• _SUPPLIED MATERIAL_

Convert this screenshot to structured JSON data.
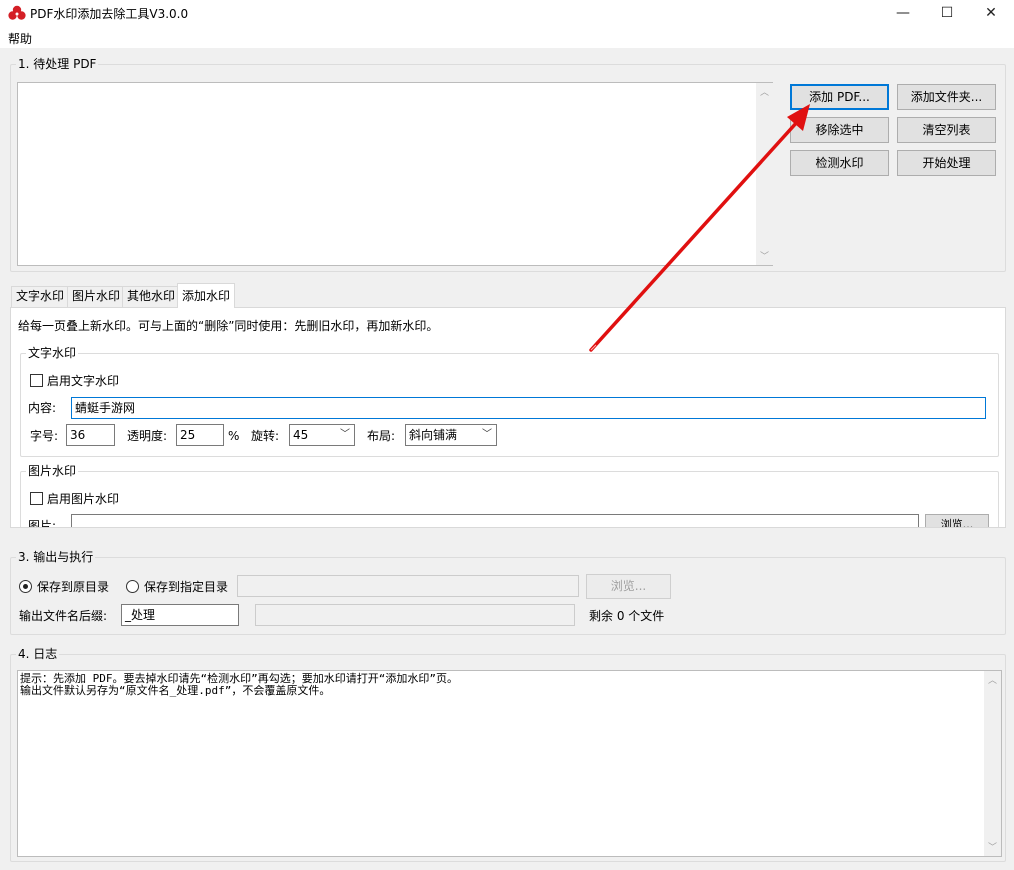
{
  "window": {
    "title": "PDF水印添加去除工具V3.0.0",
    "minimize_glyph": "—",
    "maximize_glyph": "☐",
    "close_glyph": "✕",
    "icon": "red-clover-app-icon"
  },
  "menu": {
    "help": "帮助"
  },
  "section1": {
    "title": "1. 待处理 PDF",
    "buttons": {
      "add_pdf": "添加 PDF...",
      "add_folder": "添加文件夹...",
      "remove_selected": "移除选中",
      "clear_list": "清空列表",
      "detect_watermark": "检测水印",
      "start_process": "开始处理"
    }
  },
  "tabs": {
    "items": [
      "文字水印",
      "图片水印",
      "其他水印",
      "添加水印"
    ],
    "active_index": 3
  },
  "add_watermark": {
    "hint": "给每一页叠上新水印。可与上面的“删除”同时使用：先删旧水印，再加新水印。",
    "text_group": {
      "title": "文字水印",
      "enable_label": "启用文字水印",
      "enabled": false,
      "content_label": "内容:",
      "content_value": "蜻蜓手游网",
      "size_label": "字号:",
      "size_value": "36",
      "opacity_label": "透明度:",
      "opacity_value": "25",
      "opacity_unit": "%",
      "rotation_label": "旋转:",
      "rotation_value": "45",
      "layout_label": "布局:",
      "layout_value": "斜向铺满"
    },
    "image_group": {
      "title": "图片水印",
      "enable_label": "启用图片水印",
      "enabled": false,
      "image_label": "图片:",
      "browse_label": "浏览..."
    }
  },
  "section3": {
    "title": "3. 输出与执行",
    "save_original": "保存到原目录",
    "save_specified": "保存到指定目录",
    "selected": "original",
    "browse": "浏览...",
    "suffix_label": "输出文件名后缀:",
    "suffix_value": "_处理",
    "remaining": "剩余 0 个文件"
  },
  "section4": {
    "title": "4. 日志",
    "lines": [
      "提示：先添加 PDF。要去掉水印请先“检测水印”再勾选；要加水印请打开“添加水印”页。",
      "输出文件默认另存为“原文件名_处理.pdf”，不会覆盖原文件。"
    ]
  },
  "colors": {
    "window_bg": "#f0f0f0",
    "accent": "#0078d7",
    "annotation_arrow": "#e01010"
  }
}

• _AIM_
Leave out the pictures, and give all the records again exactly.

• _EXERCISE SOLUTION_
Convert this screenshot to structured JSON data.
{
  "window": {
    "title": "PDF水印添加去除工具V3.0.0",
    "minimize_glyph": "—",
    "maximize_glyph": "☐",
    "close_glyph": "✕",
    "icon": "red-clover-app-icon"
  },
  "menu": {
    "help": "帮助"
  },
  "section1": {
    "title": "1. 待处理 PDF",
    "buttons": {
      "add_pdf": "添加 PDF...",
      "add_folder": "添加文件夹...",
      "remove_selected": "移除选中",
      "clear_list": "清空列表",
      "detect_watermark": "检测水印",
      "start_process": "开始处理"
    }
  },
  "tabs": {
    "items": [
      "文字水印",
      "图片水印",
      "其他水印",
      "添加水印"
    ],
    "active_index": 3
  },
  "add_watermark": {
    "hint": "给每一页叠上新水印。可与上面的“删除”同时使用：先删旧水印，再加新水印。",
    "text_group": {
      "title": "文字水印",
      "enable_label": "启用文字水印",
      "enabled": false,
      "content_label": "内容:",
      "content_value": "蜻蜓手游网",
      "size_label": "字号:",
      "size_value": "36",
      "opacity_label": "透明度:",
      "opacity_value": "25",
      "opacity_unit": "%",
      "rotation_label": "旋转:",
      "rotation_value": "45",
      "layout_label": "布局:",
      "layout_value": "斜向铺满"
    },
    "image_group": {
      "title": "图片水印",
      "enable_label": "启用图片水印",
      "enabled": false,
      "image_label": "图片:",
      "browse_label": "浏览..."
    }
  },
  "section3": {
    "title": "3. 输出与执行",
    "save_original": "保存到原目录",
    "save_specified": "保存到指定目录",
    "selected": "original",
    "browse": "浏览...",
    "suffix_label": "输出文件名后缀:",
    "suffix_value": "_处理",
    "remaining": "剩余 0 个文件"
  },
  "section4": {
    "title": "4. 日志",
    "lines": [
      "提示：先添加 PDF。要去掉水印请先“检测水印”再勾选；要加水印请打开“添加水印”页。",
      "输出文件默认另存为“原文件名_处理.pdf”，不会覆盖原文件。"
    ]
  },
  "colors": {
    "window_bg": "#f0f0f0",
    "accent": "#0078d7",
    "annotation_arrow": "#e01010"
  }
}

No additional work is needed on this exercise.